__Your goal__. Reproduce all of the data below without alteration; exclude every picture.
--------
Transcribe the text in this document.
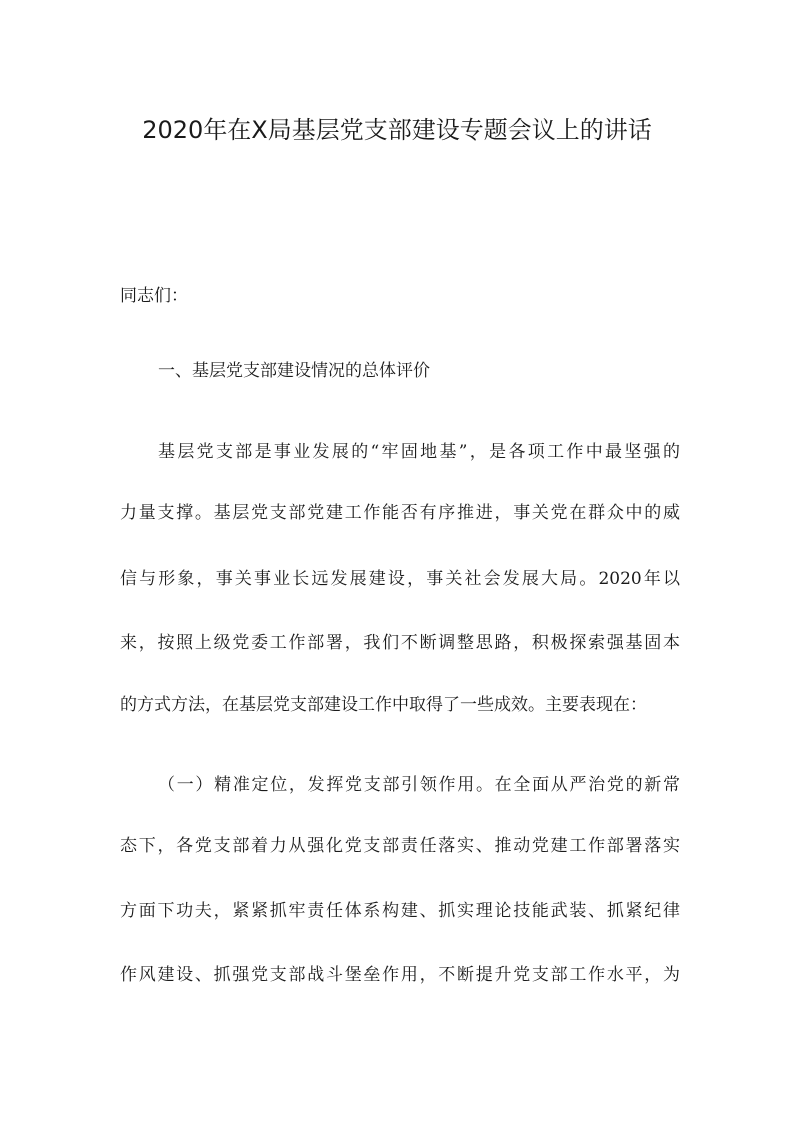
2020年在X局基层党支部建设专题会议上的讲话

同志们：

一、基层党支部建设情况的总体评价

基层党支部是事业发展的“牢固地基”，是各项工作中最坚强的

力量支撑。基层党支部党建工作能否有序推进，事关党在群众中的威

信与形象，事关事业长远发展建设，事关社会发展大局。2020年以

来，按照上级党委工作部署，我们不断调整思路，积极探索强基固本

的方式方法，在基层党支部建设工作中取得了一些成效。主要表现在：

（一）精准定位，发挥党支部引领作用。在全面从严治党的新常

态下，各党支部着力从强化党支部责任落实、推动党建工作部署落实

方面下功夫，紧紧抓牢责任体系构建、抓实理论技能武装、抓紧纪律

作风建设、抓强党支部战斗堡垒作用，不断提升党支部工作水平，为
--------
__Exercise result__.
Transcribe the text in this document.
2020年在X局基层党支部建设专题会议上的讲话

同志们：

一、基层党支部建设情况的总体评价

基层党支部是事业发展的“牢固地基”，是各项工作中最坚强的

力量支撑。基层党支部党建工作能否有序推进，事关党在群众中的威

信与形象，事关事业长远发展建设，事关社会发展大局。2020年以

来，按照上级党委工作部署，我们不断调整思路，积极探索强基固本

的方式方法，在基层党支部建设工作中取得了一些成效。主要表现在：

（一）精准定位，发挥党支部引领作用。在全面从严治党的新常

态下，各党支部着力从强化党支部责任落实、推动党建工作部署落实

方面下功夫，紧紧抓牢责任体系构建、抓实理论技能武装、抓紧纪律

作风建设、抓强党支部战斗堡垒作用，不断提升党支部工作水平，为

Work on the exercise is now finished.